What you have to do.
Only lines with the word "data" are needed; collect each of them from the listing below.

Provided records.
+ + + + +

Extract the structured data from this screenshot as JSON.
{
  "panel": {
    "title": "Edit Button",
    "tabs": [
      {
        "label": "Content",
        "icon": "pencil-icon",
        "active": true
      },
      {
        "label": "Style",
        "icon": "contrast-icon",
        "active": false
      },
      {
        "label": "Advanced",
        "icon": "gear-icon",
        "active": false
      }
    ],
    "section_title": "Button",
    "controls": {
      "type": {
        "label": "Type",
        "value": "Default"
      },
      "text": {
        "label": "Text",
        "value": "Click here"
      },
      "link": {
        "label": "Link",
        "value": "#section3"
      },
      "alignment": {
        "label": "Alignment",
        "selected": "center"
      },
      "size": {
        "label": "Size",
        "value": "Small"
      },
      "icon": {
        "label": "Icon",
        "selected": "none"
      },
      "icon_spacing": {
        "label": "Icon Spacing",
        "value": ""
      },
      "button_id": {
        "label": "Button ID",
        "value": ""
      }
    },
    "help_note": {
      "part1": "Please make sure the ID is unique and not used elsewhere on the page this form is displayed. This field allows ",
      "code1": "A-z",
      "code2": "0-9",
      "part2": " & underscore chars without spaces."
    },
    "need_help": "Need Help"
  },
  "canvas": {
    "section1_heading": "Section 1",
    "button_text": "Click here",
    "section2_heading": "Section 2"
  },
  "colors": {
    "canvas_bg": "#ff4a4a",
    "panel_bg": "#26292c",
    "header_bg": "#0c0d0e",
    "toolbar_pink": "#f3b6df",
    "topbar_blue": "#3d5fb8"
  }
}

+ + + + +

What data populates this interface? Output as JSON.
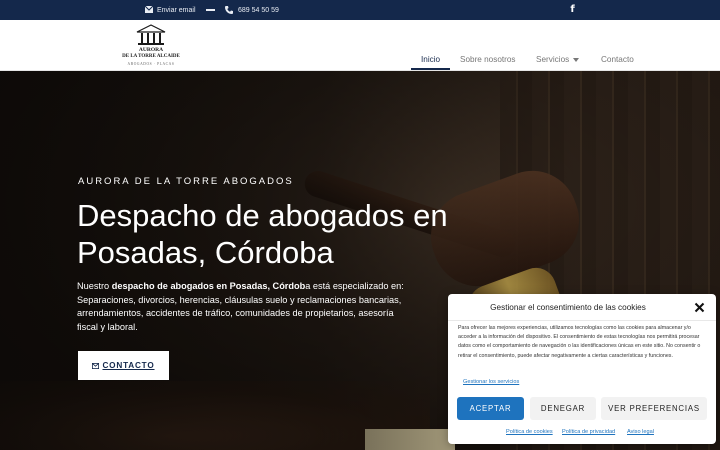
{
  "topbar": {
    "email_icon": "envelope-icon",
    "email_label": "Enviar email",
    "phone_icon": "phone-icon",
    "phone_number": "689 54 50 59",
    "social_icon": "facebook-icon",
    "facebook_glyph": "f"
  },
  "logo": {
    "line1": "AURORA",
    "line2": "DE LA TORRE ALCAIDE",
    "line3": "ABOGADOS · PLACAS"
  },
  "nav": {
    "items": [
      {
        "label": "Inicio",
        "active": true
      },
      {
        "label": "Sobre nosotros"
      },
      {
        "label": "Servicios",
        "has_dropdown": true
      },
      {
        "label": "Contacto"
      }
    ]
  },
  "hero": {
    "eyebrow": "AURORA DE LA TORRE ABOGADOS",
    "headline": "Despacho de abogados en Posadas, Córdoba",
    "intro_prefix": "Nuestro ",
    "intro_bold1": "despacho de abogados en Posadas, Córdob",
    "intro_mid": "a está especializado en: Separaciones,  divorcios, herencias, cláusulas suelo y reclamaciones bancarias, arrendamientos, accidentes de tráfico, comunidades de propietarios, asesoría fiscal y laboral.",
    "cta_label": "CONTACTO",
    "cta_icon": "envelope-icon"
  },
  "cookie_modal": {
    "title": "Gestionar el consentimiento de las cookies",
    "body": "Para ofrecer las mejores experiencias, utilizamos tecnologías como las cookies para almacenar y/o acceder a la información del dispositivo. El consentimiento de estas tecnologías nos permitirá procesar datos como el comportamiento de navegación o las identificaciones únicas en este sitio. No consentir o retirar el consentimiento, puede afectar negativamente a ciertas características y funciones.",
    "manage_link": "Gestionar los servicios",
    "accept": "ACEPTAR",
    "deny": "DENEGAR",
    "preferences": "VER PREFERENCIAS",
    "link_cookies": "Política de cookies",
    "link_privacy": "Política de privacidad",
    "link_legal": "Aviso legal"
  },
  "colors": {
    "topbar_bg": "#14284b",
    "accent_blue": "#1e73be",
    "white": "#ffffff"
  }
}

+ + + + +

Response.
Extract the structured data from this screenshot as JSON.
What data populates this interface? Output as JSON.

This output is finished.